Task description: Copy out every one of the rows below word for word, without changing anything.

[Element position data]
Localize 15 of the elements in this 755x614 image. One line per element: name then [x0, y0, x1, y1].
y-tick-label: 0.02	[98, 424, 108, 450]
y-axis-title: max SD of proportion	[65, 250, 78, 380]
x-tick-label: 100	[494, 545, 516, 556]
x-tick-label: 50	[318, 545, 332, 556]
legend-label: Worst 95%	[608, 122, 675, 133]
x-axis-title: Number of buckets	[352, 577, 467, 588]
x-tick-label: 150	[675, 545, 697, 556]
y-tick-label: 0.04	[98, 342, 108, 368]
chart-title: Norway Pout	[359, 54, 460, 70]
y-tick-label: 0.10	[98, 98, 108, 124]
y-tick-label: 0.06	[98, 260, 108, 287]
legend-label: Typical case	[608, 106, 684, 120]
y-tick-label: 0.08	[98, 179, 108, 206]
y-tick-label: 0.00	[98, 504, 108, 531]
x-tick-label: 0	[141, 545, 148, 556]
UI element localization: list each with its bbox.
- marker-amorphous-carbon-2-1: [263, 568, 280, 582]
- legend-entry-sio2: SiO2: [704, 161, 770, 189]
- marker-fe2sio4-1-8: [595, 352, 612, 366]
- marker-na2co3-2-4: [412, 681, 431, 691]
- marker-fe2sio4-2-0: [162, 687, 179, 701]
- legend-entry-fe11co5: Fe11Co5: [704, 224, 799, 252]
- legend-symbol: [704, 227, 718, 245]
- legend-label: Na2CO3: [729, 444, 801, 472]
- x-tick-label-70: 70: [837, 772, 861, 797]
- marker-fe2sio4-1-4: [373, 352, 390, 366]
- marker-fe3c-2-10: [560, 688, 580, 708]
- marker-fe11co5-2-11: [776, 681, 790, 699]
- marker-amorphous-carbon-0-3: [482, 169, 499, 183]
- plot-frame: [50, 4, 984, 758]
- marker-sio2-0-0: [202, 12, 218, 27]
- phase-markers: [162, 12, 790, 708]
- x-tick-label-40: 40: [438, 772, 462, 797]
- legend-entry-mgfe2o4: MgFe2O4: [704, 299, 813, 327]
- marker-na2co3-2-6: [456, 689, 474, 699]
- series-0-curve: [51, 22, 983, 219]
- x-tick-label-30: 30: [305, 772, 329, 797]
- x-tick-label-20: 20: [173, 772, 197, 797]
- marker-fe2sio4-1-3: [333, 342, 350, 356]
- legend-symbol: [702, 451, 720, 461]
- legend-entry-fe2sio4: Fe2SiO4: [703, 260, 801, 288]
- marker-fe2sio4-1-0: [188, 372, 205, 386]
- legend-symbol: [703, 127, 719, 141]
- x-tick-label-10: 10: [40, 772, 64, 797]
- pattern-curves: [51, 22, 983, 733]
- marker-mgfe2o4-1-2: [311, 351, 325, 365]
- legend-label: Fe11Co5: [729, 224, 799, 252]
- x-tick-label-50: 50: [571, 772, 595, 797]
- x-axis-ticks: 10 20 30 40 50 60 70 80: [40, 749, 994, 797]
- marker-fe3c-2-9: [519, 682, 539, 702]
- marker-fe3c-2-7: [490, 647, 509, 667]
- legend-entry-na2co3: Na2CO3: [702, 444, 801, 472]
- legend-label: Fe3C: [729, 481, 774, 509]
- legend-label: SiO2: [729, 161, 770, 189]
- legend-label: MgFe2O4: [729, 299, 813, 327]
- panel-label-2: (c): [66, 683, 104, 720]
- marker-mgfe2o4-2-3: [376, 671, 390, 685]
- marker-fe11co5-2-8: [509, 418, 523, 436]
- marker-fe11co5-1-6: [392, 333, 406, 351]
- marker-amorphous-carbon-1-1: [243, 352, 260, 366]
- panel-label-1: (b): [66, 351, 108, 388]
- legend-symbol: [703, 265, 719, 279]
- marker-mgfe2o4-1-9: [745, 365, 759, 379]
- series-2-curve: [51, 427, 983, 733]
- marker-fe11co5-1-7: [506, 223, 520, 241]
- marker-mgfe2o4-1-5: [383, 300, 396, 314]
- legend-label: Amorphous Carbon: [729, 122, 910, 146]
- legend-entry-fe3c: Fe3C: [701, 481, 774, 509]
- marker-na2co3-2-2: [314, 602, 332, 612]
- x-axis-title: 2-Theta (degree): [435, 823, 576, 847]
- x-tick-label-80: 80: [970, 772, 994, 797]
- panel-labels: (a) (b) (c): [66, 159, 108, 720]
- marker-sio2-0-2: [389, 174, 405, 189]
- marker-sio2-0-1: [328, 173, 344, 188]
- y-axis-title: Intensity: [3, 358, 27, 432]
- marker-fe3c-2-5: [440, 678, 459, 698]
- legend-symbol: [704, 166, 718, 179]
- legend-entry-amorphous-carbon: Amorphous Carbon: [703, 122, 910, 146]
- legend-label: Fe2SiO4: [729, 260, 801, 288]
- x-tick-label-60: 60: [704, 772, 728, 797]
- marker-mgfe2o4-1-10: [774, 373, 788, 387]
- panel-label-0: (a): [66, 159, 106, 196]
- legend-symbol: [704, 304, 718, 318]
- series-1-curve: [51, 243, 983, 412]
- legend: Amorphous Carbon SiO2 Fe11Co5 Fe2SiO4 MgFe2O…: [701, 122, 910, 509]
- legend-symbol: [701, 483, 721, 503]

Solution for this task:
Localize 15 of the elements in this 755x614 image. One line per element: name then [x0, y0, x1, y1].
y-tick-label: 0.02	[98, 424, 108, 450]
y-axis-title: max SD of proportion	[65, 250, 78, 380]
x-tick-label: 100	[494, 545, 516, 556]
x-tick-label: 50	[318, 545, 332, 556]
legend-label: Worst 95%	[608, 122, 675, 133]
x-axis-title: Number of buckets	[352, 577, 467, 588]
x-tick-label: 150	[675, 545, 697, 556]
y-tick-label: 0.04	[98, 342, 108, 368]
chart-title: Norway Pout	[359, 54, 460, 70]
y-tick-label: 0.10	[98, 98, 108, 124]
y-tick-label: 0.06	[98, 260, 108, 287]
legend-label: Typical case	[608, 106, 684, 120]
y-tick-label: 0.08	[98, 179, 108, 206]
y-tick-label: 0.00	[98, 504, 108, 531]
x-tick-label: 0	[141, 545, 148, 556]
UI element localization: list each with its bbox.
- marker-amorphous-carbon-2-1: [263, 568, 280, 582]
- legend-entry-sio2: SiO2: [704, 161, 770, 189]
- marker-fe2sio4-1-8: [595, 352, 612, 366]
- marker-na2co3-2-4: [412, 681, 431, 691]
- marker-fe2sio4-2-0: [162, 687, 179, 701]
- legend-entry-fe11co5: Fe11Co5: [704, 224, 799, 252]
- legend-symbol: [704, 227, 718, 245]
- legend-label: Na2CO3: [729, 444, 801, 472]
- x-tick-label-70: 70: [837, 772, 861, 797]
- marker-fe2sio4-1-4: [373, 352, 390, 366]
- marker-fe3c-2-10: [560, 688, 580, 708]
- marker-fe11co5-2-11: [776, 681, 790, 699]
- marker-amorphous-carbon-0-3: [482, 169, 499, 183]
- plot-frame: [50, 4, 984, 758]
- marker-sio2-0-0: [202, 12, 218, 27]
- phase-markers: [162, 12, 790, 708]
- x-tick-label-40: 40: [438, 772, 462, 797]
- legend-entry-mgfe2o4: MgFe2O4: [704, 299, 813, 327]
- marker-na2co3-2-6: [456, 689, 474, 699]
- series-0-curve: [51, 22, 983, 219]
- x-tick-label-30: 30: [305, 772, 329, 797]
- x-tick-label-20: 20: [173, 772, 197, 797]
- marker-fe2sio4-1-3: [333, 342, 350, 356]
- legend-symbol: [702, 451, 720, 461]
- legend-entry-fe2sio4: Fe2SiO4: [703, 260, 801, 288]
- marker-fe2sio4-1-0: [188, 372, 205, 386]
- legend-symbol: [703, 127, 719, 141]
- x-tick-label-10: 10: [40, 772, 64, 797]
- pattern-curves: [51, 22, 983, 733]
- marker-mgfe2o4-1-2: [311, 351, 325, 365]
- legend-label: Fe11Co5: [729, 224, 799, 252]
- x-tick-label-50: 50: [571, 772, 595, 797]
- x-axis-ticks: 10 20 30 40 50 60 70 80: [40, 749, 994, 797]
- marker-fe3c-2-9: [519, 682, 539, 702]
- marker-fe3c-2-7: [490, 647, 509, 667]
- legend-entry-na2co3: Na2CO3: [702, 444, 801, 472]
- legend-label: Fe3C: [729, 481, 774, 509]
- legend-label: SiO2: [729, 161, 770, 189]
- legend-label: MgFe2O4: [729, 299, 813, 327]
- panel-label-2: (c): [66, 683, 104, 720]
- marker-mgfe2o4-2-3: [376, 671, 390, 685]
- marker-fe11co5-2-8: [509, 418, 523, 436]
- marker-fe11co5-1-6: [392, 333, 406, 351]
- marker-amorphous-carbon-1-1: [243, 352, 260, 366]
- panel-label-1: (b): [66, 351, 108, 388]
- legend-symbol: [703, 265, 719, 279]
- marker-mgfe2o4-1-9: [745, 365, 759, 379]
- series-2-curve: [51, 427, 983, 733]
- marker-fe11co5-1-7: [506, 223, 520, 241]
- marker-mgfe2o4-1-5: [383, 300, 396, 314]
- legend-label: Amorphous Carbon: [729, 122, 910, 146]
- legend-entry-fe3c: Fe3C: [701, 481, 774, 509]
- marker-na2co3-2-2: [314, 602, 332, 612]
- x-axis-title: 2-Theta (degree): [435, 823, 576, 847]
- x-tick-label-80: 80: [970, 772, 994, 797]
- panel-labels: (a) (b) (c): [66, 159, 108, 720]
- marker-sio2-0-2: [389, 174, 405, 189]
- marker-sio2-0-1: [328, 173, 344, 188]
- y-axis-title: Intensity: [3, 358, 27, 432]
- marker-fe3c-2-5: [440, 678, 459, 698]
- legend-symbol: [704, 166, 718, 179]
- legend-entry-amorphous-carbon: Amorphous Carbon: [703, 122, 910, 146]
- legend-label: Fe2SiO4: [729, 260, 801, 288]
- x-tick-label-60: 60: [704, 772, 728, 797]
- marker-mgfe2o4-1-10: [774, 373, 788, 387]
- panel-label-0: (a): [66, 159, 106, 196]
- legend-symbol: [704, 304, 718, 318]
- series-1-curve: [51, 243, 983, 412]
- legend: Amorphous Carbon SiO2 Fe11Co5 Fe2SiO4 MgFe2O…: [701, 122, 910, 509]
- legend-symbol: [701, 483, 721, 503]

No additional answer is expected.